Written task:
In the records below, tally every line containing "отчетности". Report only the total.

***** Exercise materials *****

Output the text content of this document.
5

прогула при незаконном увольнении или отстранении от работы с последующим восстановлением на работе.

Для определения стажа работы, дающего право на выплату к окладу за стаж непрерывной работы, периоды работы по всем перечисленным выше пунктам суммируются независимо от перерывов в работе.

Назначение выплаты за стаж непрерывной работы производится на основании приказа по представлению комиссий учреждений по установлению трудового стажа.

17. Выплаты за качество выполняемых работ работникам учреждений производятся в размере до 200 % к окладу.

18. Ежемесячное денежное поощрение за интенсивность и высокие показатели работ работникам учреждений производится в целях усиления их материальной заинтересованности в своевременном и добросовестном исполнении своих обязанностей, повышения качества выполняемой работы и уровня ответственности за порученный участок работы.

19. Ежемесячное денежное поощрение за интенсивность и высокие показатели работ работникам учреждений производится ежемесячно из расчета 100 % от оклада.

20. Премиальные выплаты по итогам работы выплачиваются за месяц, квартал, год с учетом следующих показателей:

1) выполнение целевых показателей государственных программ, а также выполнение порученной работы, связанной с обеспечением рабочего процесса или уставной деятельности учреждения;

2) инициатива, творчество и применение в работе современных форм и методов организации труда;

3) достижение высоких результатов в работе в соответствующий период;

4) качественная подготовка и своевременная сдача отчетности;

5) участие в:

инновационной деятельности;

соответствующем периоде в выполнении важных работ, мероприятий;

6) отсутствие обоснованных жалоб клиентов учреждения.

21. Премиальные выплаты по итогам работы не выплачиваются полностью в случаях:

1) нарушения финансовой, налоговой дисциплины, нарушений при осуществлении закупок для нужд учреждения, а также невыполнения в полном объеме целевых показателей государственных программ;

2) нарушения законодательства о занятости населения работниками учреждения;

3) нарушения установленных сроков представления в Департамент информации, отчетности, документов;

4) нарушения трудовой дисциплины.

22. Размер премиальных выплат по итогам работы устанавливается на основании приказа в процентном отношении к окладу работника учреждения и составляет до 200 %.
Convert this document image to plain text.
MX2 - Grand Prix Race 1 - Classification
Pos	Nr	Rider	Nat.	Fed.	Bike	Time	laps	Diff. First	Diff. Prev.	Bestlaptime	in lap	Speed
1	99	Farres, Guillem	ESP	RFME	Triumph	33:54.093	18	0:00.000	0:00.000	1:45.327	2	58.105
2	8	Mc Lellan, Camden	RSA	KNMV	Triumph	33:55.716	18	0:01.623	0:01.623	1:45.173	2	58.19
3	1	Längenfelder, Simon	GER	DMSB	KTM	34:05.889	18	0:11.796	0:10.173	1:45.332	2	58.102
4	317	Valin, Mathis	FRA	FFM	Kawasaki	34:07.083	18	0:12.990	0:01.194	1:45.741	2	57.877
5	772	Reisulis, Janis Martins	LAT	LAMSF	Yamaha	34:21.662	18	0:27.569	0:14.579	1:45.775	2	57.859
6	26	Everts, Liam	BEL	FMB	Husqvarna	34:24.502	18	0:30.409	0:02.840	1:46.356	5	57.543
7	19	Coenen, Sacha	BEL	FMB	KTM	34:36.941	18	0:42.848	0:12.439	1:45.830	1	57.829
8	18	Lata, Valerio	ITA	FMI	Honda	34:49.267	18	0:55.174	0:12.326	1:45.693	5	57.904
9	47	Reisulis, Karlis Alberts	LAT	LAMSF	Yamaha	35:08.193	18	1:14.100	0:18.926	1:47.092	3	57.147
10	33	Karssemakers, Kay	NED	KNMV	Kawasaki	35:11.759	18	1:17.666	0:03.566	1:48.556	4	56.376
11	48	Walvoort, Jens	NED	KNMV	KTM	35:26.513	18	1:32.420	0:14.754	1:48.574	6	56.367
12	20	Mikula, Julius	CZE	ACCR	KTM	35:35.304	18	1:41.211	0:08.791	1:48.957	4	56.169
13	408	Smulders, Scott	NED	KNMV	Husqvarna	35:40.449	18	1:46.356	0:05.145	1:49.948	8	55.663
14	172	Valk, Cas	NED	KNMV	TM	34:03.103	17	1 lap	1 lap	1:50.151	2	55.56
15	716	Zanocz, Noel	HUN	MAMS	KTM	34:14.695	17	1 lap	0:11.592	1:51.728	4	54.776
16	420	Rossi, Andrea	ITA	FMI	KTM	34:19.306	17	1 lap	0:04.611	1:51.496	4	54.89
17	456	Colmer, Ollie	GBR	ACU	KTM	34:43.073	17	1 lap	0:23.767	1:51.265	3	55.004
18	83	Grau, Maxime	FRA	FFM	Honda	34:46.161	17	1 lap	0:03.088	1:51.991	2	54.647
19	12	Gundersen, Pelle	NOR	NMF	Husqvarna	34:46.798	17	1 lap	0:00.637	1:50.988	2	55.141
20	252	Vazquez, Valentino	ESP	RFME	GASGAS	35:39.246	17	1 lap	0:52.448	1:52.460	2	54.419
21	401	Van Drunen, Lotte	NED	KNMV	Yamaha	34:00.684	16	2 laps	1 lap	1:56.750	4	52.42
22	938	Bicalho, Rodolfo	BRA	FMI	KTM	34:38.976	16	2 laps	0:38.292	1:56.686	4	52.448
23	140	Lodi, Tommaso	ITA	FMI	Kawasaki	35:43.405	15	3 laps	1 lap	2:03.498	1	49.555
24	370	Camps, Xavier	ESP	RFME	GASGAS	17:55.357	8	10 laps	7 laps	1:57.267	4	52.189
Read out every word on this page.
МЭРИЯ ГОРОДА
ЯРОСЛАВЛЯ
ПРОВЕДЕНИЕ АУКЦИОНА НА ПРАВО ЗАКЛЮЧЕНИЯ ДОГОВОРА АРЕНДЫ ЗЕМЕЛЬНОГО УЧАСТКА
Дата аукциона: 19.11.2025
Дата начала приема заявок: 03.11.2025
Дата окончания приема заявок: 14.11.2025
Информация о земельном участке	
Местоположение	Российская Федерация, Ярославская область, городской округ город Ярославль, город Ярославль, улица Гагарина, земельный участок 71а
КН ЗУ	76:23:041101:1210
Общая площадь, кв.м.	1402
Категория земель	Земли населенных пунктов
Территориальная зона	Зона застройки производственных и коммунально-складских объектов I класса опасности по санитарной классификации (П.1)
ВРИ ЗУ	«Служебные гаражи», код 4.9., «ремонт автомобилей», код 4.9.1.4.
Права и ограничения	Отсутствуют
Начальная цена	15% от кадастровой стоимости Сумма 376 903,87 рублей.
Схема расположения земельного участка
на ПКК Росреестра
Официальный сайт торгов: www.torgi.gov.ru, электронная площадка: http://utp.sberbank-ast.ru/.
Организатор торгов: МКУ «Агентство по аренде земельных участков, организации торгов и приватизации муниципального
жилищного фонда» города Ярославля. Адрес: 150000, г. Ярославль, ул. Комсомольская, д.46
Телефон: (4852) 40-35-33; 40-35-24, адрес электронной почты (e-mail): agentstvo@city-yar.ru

*****

Task output:
2